═══ Material for this task
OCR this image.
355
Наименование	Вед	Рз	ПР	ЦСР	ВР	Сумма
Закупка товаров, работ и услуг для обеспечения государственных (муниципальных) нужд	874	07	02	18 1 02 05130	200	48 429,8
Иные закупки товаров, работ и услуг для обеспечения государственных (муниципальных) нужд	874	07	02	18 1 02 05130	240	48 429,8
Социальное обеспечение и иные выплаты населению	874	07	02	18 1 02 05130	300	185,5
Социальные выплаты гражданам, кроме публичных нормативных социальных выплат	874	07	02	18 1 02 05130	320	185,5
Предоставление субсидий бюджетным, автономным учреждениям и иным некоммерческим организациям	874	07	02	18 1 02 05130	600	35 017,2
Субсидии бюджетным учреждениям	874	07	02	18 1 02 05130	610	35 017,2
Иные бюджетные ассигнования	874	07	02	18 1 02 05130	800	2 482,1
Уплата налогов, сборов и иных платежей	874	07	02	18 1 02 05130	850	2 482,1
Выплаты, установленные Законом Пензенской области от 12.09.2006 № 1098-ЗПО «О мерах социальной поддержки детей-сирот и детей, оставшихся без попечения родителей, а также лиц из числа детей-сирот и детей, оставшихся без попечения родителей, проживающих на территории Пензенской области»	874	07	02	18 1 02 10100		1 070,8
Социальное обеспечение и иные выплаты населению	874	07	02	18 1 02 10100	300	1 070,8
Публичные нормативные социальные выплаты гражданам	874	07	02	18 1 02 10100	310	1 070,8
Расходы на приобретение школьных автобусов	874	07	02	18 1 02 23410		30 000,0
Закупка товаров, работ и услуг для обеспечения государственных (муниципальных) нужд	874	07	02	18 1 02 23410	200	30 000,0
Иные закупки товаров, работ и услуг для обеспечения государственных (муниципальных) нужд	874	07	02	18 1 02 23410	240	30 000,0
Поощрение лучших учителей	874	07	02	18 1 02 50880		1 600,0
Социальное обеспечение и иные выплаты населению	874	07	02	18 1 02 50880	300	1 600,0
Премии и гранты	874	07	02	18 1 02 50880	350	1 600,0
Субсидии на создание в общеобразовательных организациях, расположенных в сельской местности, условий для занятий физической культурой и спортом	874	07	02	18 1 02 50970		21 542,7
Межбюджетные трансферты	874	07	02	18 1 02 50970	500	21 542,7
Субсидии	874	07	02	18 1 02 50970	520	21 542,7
══════
- _Your goal_
Of the lines in the entries above, how many include "услуг"? Only the number should be given.

- _Solution_
4